_Your goal_
Retype all the entries word for word, but omit the pictures.

Dataset entries:
## begin

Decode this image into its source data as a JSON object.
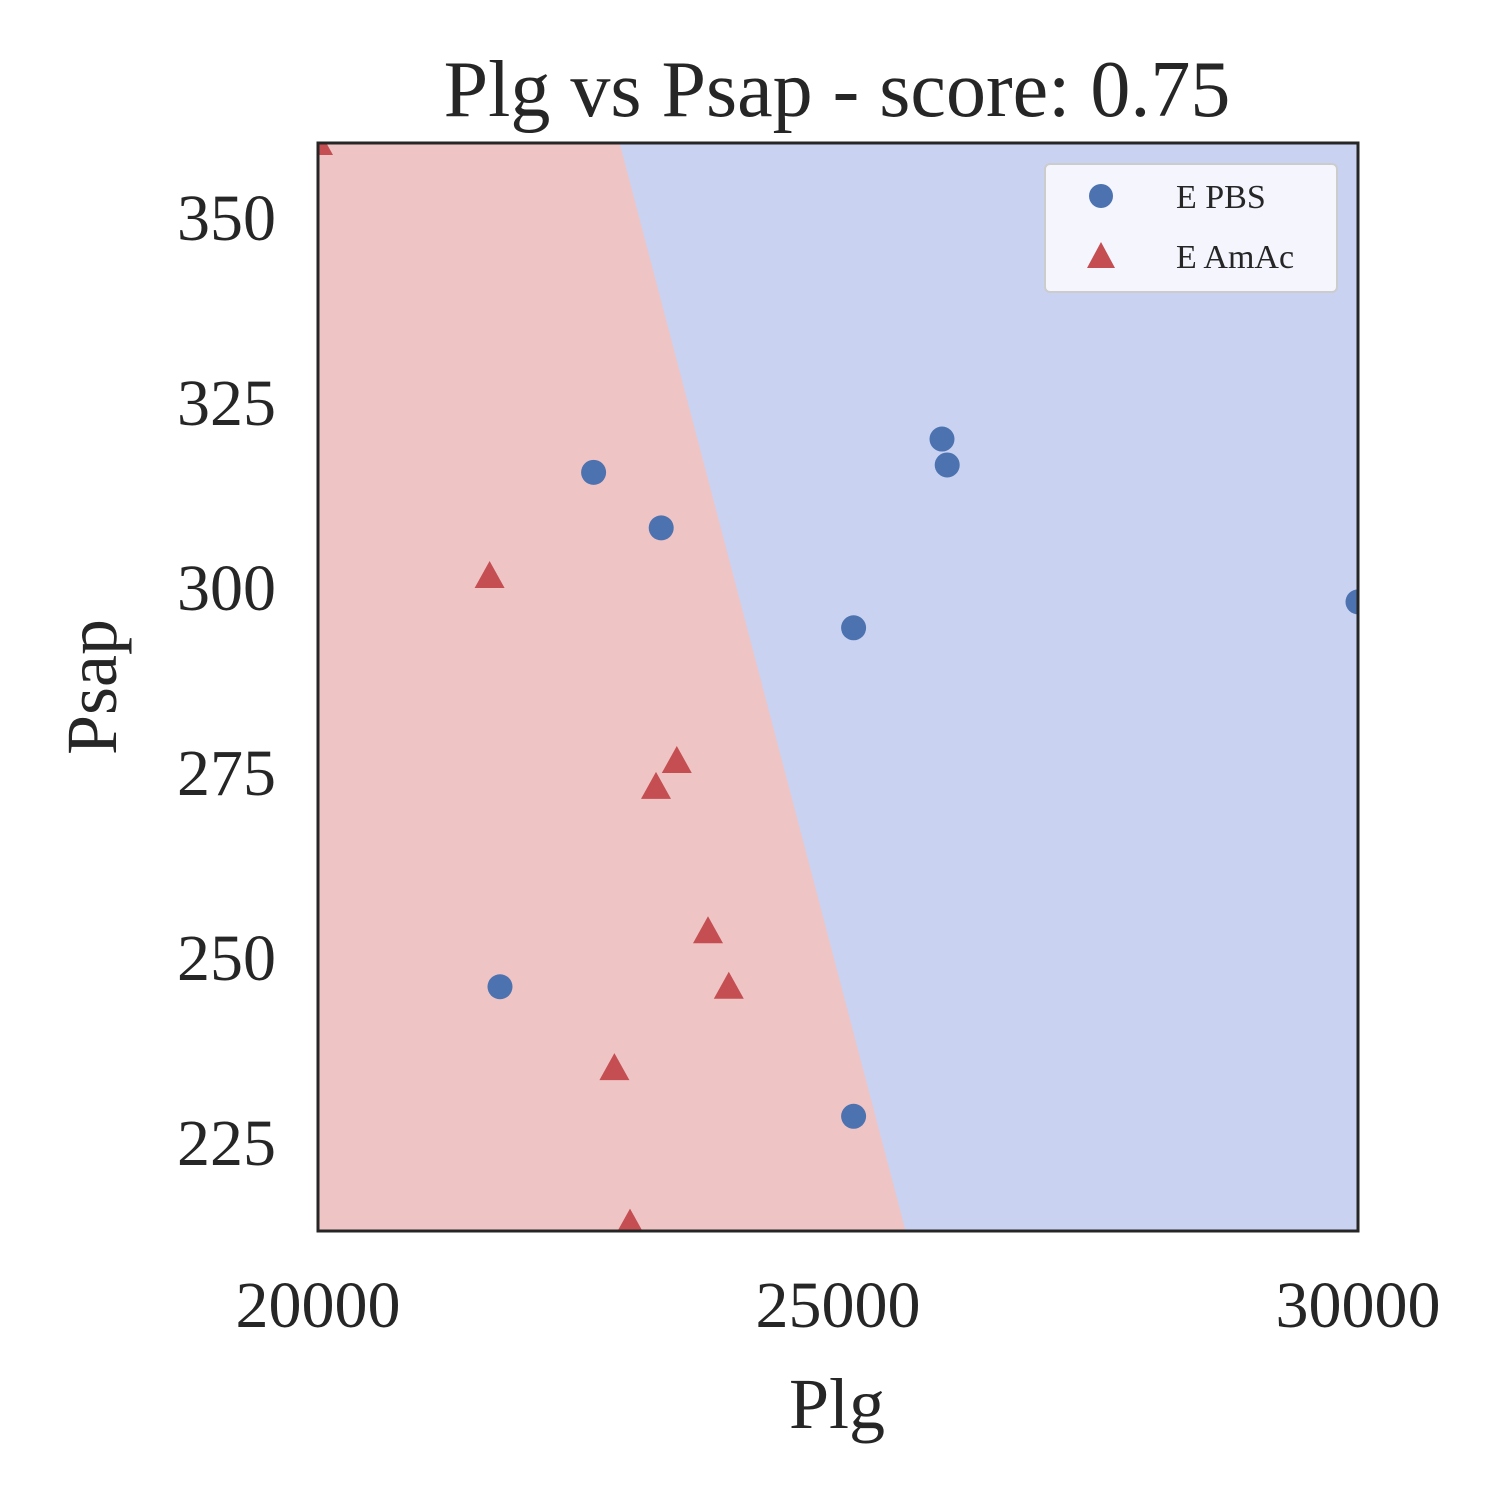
{
  "chart_data": {
    "type": "scatter",
    "title": "Plg vs Psap - score: 0.75",
    "xlabel": "Plg",
    "ylabel": "Psap",
    "xlim": [
      20000,
      30000
    ],
    "ylim": [
      213,
      360
    ],
    "x_ticks": [
      20000,
      25000,
      30000
    ],
    "y_ticks": [
      225,
      250,
      275,
      300,
      325,
      350
    ],
    "grid": false,
    "legend_position": "top-right",
    "decision_regions": {
      "boundary": [
        [
          22900,
          360
        ],
        [
          25650,
          213
        ]
      ],
      "left_region": "E AmAc",
      "right_region": "E PBS",
      "left_color": "#efc4c4",
      "right_color": "#c9d2f1"
    },
    "series": [
      {
        "name": "E PBS",
        "marker": "circle",
        "color": "#4c72b0",
        "points": [
          [
            22650,
            315.5
          ],
          [
            23300,
            308
          ],
          [
            25150,
            294.5
          ],
          [
            26000,
            320
          ],
          [
            26050,
            316.5
          ],
          [
            30000,
            298
          ],
          [
            21750,
            246
          ],
          [
            25150,
            228.5
          ]
        ]
      },
      {
        "name": "E AmAc",
        "marker": "triangle",
        "color": "#c44e52",
        "points": [
          [
            20000,
            360
          ],
          [
            21650,
            301.5
          ],
          [
            23450,
            276.5
          ],
          [
            23250,
            273
          ],
          [
            23750,
            253.5
          ],
          [
            23950,
            246
          ],
          [
            22850,
            235
          ],
          [
            23000,
            214
          ]
        ]
      }
    ]
  }
}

## end

_Solution_
Decode this image into its source data as a JSON object.
{
  "chart_data": {
    "type": "scatter",
    "title": "Plg vs Psap - score: 0.75",
    "xlabel": "Plg",
    "ylabel": "Psap",
    "xlim": [
      20000,
      30000
    ],
    "ylim": [
      213,
      360
    ],
    "x_ticks": [
      20000,
      25000,
      30000
    ],
    "y_ticks": [
      225,
      250,
      275,
      300,
      325,
      350
    ],
    "grid": false,
    "legend_position": "top-right",
    "decision_regions": {
      "boundary": [
        [
          22900,
          360
        ],
        [
          25650,
          213
        ]
      ],
      "left_region": "E AmAc",
      "right_region": "E PBS",
      "left_color": "#efc4c4",
      "right_color": "#c9d2f1"
    },
    "series": [
      {
        "name": "E PBS",
        "marker": "circle",
        "color": "#4c72b0",
        "points": [
          [
            22650,
            315.5
          ],
          [
            23300,
            308
          ],
          [
            25150,
            294.5
          ],
          [
            26000,
            320
          ],
          [
            26050,
            316.5
          ],
          [
            30000,
            298
          ],
          [
            21750,
            246
          ],
          [
            25150,
            228.5
          ]
        ]
      },
      {
        "name": "E AmAc",
        "marker": "triangle",
        "color": "#c44e52",
        "points": [
          [
            20000,
            360
          ],
          [
            21650,
            301.5
          ],
          [
            23450,
            276.5
          ],
          [
            23250,
            273
          ],
          [
            23750,
            253.5
          ],
          [
            23950,
            246
          ],
          [
            22850,
            235
          ],
          [
            23000,
            214
          ]
        ]
      }
    ]
  }
}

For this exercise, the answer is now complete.